Reproduce every one of the rows below word for word, omitting the pictures.

BEGIN MATERIAL

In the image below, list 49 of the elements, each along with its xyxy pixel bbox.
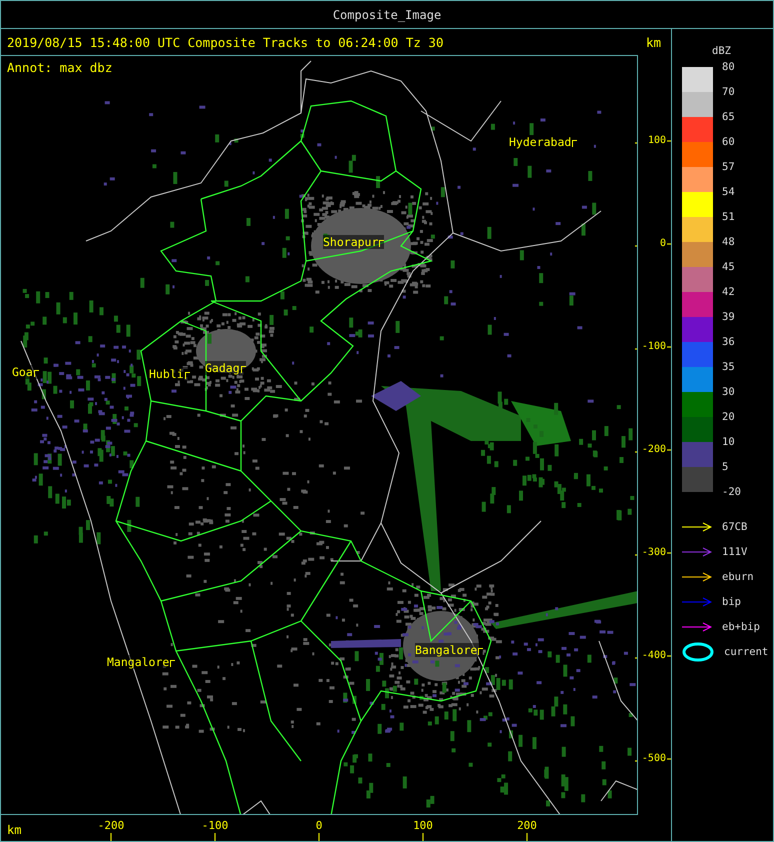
city-label: Hubli xyxy=(149,367,184,381)
axis-tick-label: -500 xyxy=(642,753,666,764)
axis-tick-label: 100 xyxy=(648,135,666,146)
scale-label: 80 xyxy=(722,60,736,75)
scale-label: 5 xyxy=(722,460,730,475)
track-label: 67CB xyxy=(722,521,748,533)
scale-label: 65 xyxy=(722,110,736,125)
axis-tick-label: -100 xyxy=(642,341,666,352)
track-label: eburn xyxy=(722,571,754,583)
axis-tick-label: 0 xyxy=(660,238,666,249)
scale-label: 54 xyxy=(722,185,736,200)
city-label: Hyderabad xyxy=(509,135,572,149)
scale-label: 36 xyxy=(722,335,736,350)
city-label: Bangalore xyxy=(415,643,478,657)
axis-tick-label: -300 xyxy=(642,547,666,558)
axis-tick-label: -100 xyxy=(202,819,228,832)
axis-tick-label: -200 xyxy=(642,444,666,455)
axis-unit-label: km xyxy=(7,823,22,837)
unit-label: km xyxy=(646,34,661,50)
scale-label: -20 xyxy=(722,485,741,500)
scale-label: 51 xyxy=(722,210,736,225)
city-label: Mangalore xyxy=(107,655,170,669)
scale-label: 70 xyxy=(722,85,736,100)
scale-label: 45 xyxy=(722,260,736,275)
axis-tick-label: 0 xyxy=(316,819,322,832)
scale-label: 57 xyxy=(722,160,736,175)
legend-title: dBZ xyxy=(712,45,732,57)
axis-tick-label: -200 xyxy=(98,819,124,832)
scale-label: 10 xyxy=(722,435,736,450)
axis-tick-label: -400 xyxy=(642,650,666,661)
track-label: bip xyxy=(722,596,741,608)
city-label: Shorapur xyxy=(323,235,378,249)
axis-tick-label: 100 xyxy=(413,819,433,832)
city-label: Goa xyxy=(12,365,33,379)
scale-label: 42 xyxy=(722,285,736,300)
window-title: Composite_Image xyxy=(332,8,442,22)
caption-text: 2019/08/15 15:48:00 UTC Composite Tracks to 06:24:00 Tz 30 xyxy=(7,34,444,50)
axis-tick-label: 200 xyxy=(517,819,537,832)
scale-label: 60 xyxy=(722,135,736,150)
city-label: Gadag xyxy=(205,361,240,375)
scale-label: 35 xyxy=(722,360,736,375)
scale-label: 39 xyxy=(722,310,736,325)
track-label: current xyxy=(724,646,768,658)
annotation-text: Annot: max dbz xyxy=(7,60,112,75)
scale-label: 20 xyxy=(722,410,736,425)
scale-label: 30 xyxy=(722,385,736,400)
track-label: eb+bip xyxy=(722,621,760,633)
track-label: 111V xyxy=(722,546,748,558)
scale-label: 48 xyxy=(722,235,736,250)
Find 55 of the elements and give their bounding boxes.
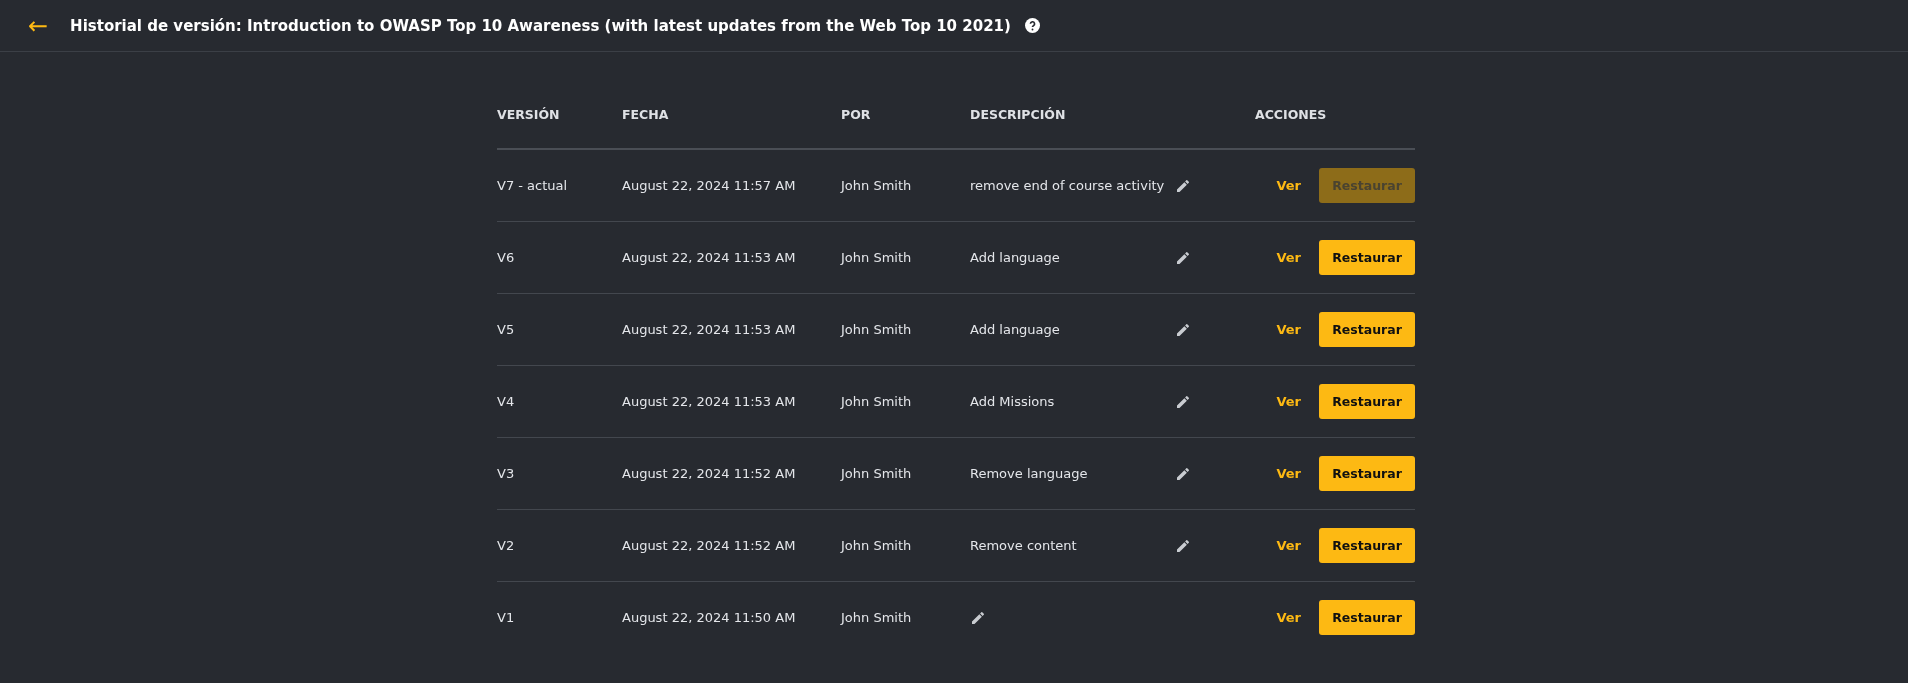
- back-button[interactable]: ←: [28, 13, 49, 38]
- table-cell-text: August 22, 2024 11:53 AM: [622, 394, 797, 409]
- table-cell-text: August 22, 2024 11:50 AM: [622, 610, 797, 625]
- view-link[interactable]: Ver: [1276, 394, 1301, 409]
- view-link[interactable]: Ver: [1276, 466, 1301, 481]
- column-header: VERSIÓN: [497, 107, 561, 122]
- restore-button[interactable]: Restaurar: [1319, 240, 1415, 275]
- pencil-icon[interactable]: [1175, 465, 1191, 482]
- pencil-icon[interactable]: [1175, 537, 1191, 554]
- table-cell-text: V1: [497, 610, 516, 625]
- column-header: ACCIONES: [1255, 107, 1328, 122]
- restore-button[interactable]: Restaurar: [1319, 384, 1415, 419]
- table-cell-text: John Smith: [841, 394, 913, 409]
- table-cell-text: John Smith: [841, 250, 913, 265]
- pencil-icon[interactable]: [1175, 177, 1191, 194]
- table-cell-text: August 22, 2024 11:52 AM: [622, 466, 797, 481]
- table-cell-text: V4: [497, 394, 516, 409]
- table-cell-text: V6: [497, 250, 516, 265]
- table-cell-text: August 22, 2024 11:53 AM: [622, 250, 797, 265]
- table-cell-text: V3: [497, 466, 516, 481]
- table-cell-text: John Smith: [841, 538, 913, 553]
- table-cell-text: V2: [497, 538, 516, 553]
- view-link[interactable]: Ver: [1276, 322, 1301, 337]
- help-icon[interactable]: [1024, 18, 1040, 33]
- restore-button[interactable]: Restaurar: [1319, 456, 1415, 491]
- table-cell-text: John Smith: [841, 322, 913, 337]
- column-header: DESCRIPCIÓN: [970, 107, 1067, 122]
- table-cell-text: August 22, 2024 11:57 AM: [622, 178, 797, 193]
- table-cell-text: Add language: [970, 250, 1061, 265]
- table-cell-text: V7 - actual: [497, 178, 569, 193]
- view-link[interactable]: Ver: [1276, 178, 1301, 193]
- table-cell-text: Remove language: [970, 466, 1089, 481]
- table-cell-text: John Smith: [841, 466, 913, 481]
- table-cell-text: Remove content: [970, 538, 1078, 553]
- restore-button[interactable]: Restaurar: [1319, 528, 1415, 563]
- column-header: FECHA: [622, 107, 670, 122]
- table-cell-text: V5: [497, 322, 516, 337]
- table-cell-text: Add language: [970, 322, 1061, 337]
- view-link[interactable]: Ver: [1276, 538, 1301, 553]
- pencil-icon[interactable]: [1175, 249, 1191, 266]
- page-title: Historial de versión: Introduction to OWASP Top 10 Awareness (with latest updates from the Web Top 10 2021): [70, 16, 1011, 35]
- pencil-icon[interactable]: [1175, 393, 1191, 410]
- pencil-icon[interactable]: [970, 609, 986, 626]
- table-cell-text: Add Missions: [970, 394, 1056, 409]
- view-link[interactable]: Ver: [1276, 610, 1301, 625]
- table-cell-text: remove end of course activity: [970, 178, 1166, 193]
- table-cell-text: August 22, 2024 11:52 AM: [622, 538, 797, 553]
- table-cell-text: August 22, 2024 11:53 AM: [622, 322, 797, 337]
- column-header: POR: [841, 107, 872, 122]
- pencil-icon[interactable]: [1175, 321, 1191, 338]
- restore-button[interactable]: Restaurar: [1319, 600, 1415, 635]
- table-cell-text: John Smith: [841, 610, 913, 625]
- view-link[interactable]: Ver: [1276, 250, 1301, 265]
- table-cell-text: John Smith: [841, 178, 913, 193]
- restore-button[interactable]: Restaurar: [1319, 312, 1415, 347]
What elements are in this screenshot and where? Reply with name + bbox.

END MATERIAL

_ANSWER TO THIS TASK:_
In the image below, list 49 of the elements, each along with its xyxy pixel bbox.
city-label: Hubli xyxy=(149,367,184,381)
axis-tick-label: -500 xyxy=(642,753,666,764)
axis-tick-label: 100 xyxy=(648,135,666,146)
scale-label: 80 xyxy=(722,60,736,75)
scale-label: 5 xyxy=(722,460,730,475)
track-label: 67CB xyxy=(722,521,748,533)
scale-label: 65 xyxy=(722,110,736,125)
axis-tick-label: -100 xyxy=(642,341,666,352)
track-label: eburn xyxy=(722,571,754,583)
axis-tick-label: 0 xyxy=(660,238,666,249)
scale-label: 54 xyxy=(722,185,736,200)
city-label: Hyderabad xyxy=(509,135,572,149)
scale-label: 36 xyxy=(722,335,736,350)
city-label: Bangalore xyxy=(415,643,478,657)
axis-tick-label: -300 xyxy=(642,547,666,558)
axis-tick-label: -100 xyxy=(202,819,228,832)
axis-tick-label: -200 xyxy=(642,444,666,455)
axis-unit-label: km xyxy=(7,823,22,837)
unit-label: km xyxy=(646,34,661,50)
scale-label: -20 xyxy=(722,485,741,500)
scale-label: 51 xyxy=(722,210,736,225)
city-label: Mangalore xyxy=(107,655,170,669)
scale-label: 70 xyxy=(722,85,736,100)
scale-label: 45 xyxy=(722,260,736,275)
axis-tick-label: 0 xyxy=(316,819,322,832)
scale-label: 57 xyxy=(722,160,736,175)
legend-title: dBZ xyxy=(712,45,732,57)
axis-tick-label: -200 xyxy=(98,819,124,832)
scale-label: 10 xyxy=(722,435,736,450)
axis-tick-label: -400 xyxy=(642,650,666,661)
track-label: bip xyxy=(722,596,741,608)
city-label: Shorapur xyxy=(323,235,378,249)
axis-tick-label: 100 xyxy=(413,819,433,832)
city-label: Goa xyxy=(12,365,33,379)
scale-label: 42 xyxy=(722,285,736,300)
window-title: Composite_Image xyxy=(332,8,442,22)
caption-text: 2019/08/15 15:48:00 UTC Composite Tracks to 06:24:00 Tz 30 xyxy=(7,34,444,50)
axis-tick-label: 200 xyxy=(517,819,537,832)
scale-label: 60 xyxy=(722,135,736,150)
city-label: Gadag xyxy=(205,361,240,375)
scale-label: 35 xyxy=(722,360,736,375)
scale-label: 39 xyxy=(722,310,736,325)
track-label: current xyxy=(724,646,768,658)
annotation-text: Annot: max dbz xyxy=(7,60,112,75)
scale-label: 20 xyxy=(722,410,736,425)
scale-label: 30 xyxy=(722,385,736,400)
track-label: eb+bip xyxy=(722,621,760,633)
track-label: 111V xyxy=(722,546,748,558)
scale-label: 48 xyxy=(722,235,736,250)
Find 55 of the elements and give their bounding boxes.
- back-button[interactable]: ←: [28, 13, 49, 38]
- table-cell-text: August 22, 2024 11:53 AM: [622, 394, 797, 409]
- table-cell-text: August 22, 2024 11:50 AM: [622, 610, 797, 625]
- view-link[interactable]: Ver: [1276, 394, 1301, 409]
- view-link[interactable]: Ver: [1276, 466, 1301, 481]
- column-header: VERSIÓN: [497, 107, 561, 122]
- restore-button[interactable]: Restaurar: [1319, 240, 1415, 275]
- pencil-icon[interactable]: [1175, 465, 1191, 482]
- pencil-icon[interactable]: [1175, 537, 1191, 554]
- table-cell-text: V1: [497, 610, 516, 625]
- column-header: ACCIONES: [1255, 107, 1328, 122]
- restore-button[interactable]: Restaurar: [1319, 384, 1415, 419]
- table-cell-text: John Smith: [841, 394, 913, 409]
- table-cell-text: John Smith: [841, 250, 913, 265]
- pencil-icon[interactable]: [1175, 177, 1191, 194]
- table-cell-text: August 22, 2024 11:52 AM: [622, 466, 797, 481]
- table-cell-text: V4: [497, 394, 516, 409]
- table-cell-text: V6: [497, 250, 516, 265]
- table-cell-text: August 22, 2024 11:53 AM: [622, 250, 797, 265]
- table-cell-text: V3: [497, 466, 516, 481]
- table-cell-text: John Smith: [841, 538, 913, 553]
- table-cell-text: V2: [497, 538, 516, 553]
- view-link[interactable]: Ver: [1276, 322, 1301, 337]
- help-icon[interactable]: [1024, 18, 1040, 33]
- restore-button[interactable]: Restaurar: [1319, 456, 1415, 491]
- table-cell-text: John Smith: [841, 322, 913, 337]
- column-header: DESCRIPCIÓN: [970, 107, 1067, 122]
- table-cell-text: August 22, 2024 11:57 AM: [622, 178, 797, 193]
- table-cell-text: Add language: [970, 250, 1061, 265]
- table-cell-text: V7 - actual: [497, 178, 569, 193]
- view-link[interactable]: Ver: [1276, 178, 1301, 193]
- table-cell-text: Remove language: [970, 466, 1089, 481]
- table-cell-text: John Smith: [841, 466, 913, 481]
- table-cell-text: Remove content: [970, 538, 1078, 553]
- restore-button[interactable]: Restaurar: [1319, 528, 1415, 563]
- column-header: FECHA: [622, 107, 670, 122]
- table-cell-text: V5: [497, 322, 516, 337]
- table-cell-text: Add language: [970, 322, 1061, 337]
- view-link[interactable]: Ver: [1276, 538, 1301, 553]
- pencil-icon[interactable]: [1175, 249, 1191, 266]
- page-title: Historial de versión: Introduction to OWASP Top 10 Awareness (with latest updates from the Web Top 10 2021): [70, 16, 1011, 35]
- pencil-icon[interactable]: [1175, 393, 1191, 410]
- pencil-icon[interactable]: [970, 609, 986, 626]
- table-cell-text: Add Missions: [970, 394, 1056, 409]
- view-link[interactable]: Ver: [1276, 610, 1301, 625]
- table-cell-text: remove end of course activity: [970, 178, 1166, 193]
- table-cell-text: August 22, 2024 11:52 AM: [622, 538, 797, 553]
- table-cell-text: August 22, 2024 11:53 AM: [622, 322, 797, 337]
- column-header: POR: [841, 107, 872, 122]
- pencil-icon[interactable]: [1175, 321, 1191, 338]
- restore-button[interactable]: Restaurar: [1319, 600, 1415, 635]
- table-cell-text: John Smith: [841, 610, 913, 625]
- view-link[interactable]: Ver: [1276, 250, 1301, 265]
- table-cell-text: John Smith: [841, 178, 913, 193]
- restore-button[interactable]: Restaurar: [1319, 312, 1415, 347]
What elements are in this screenshot and where? Reply with name + bbox.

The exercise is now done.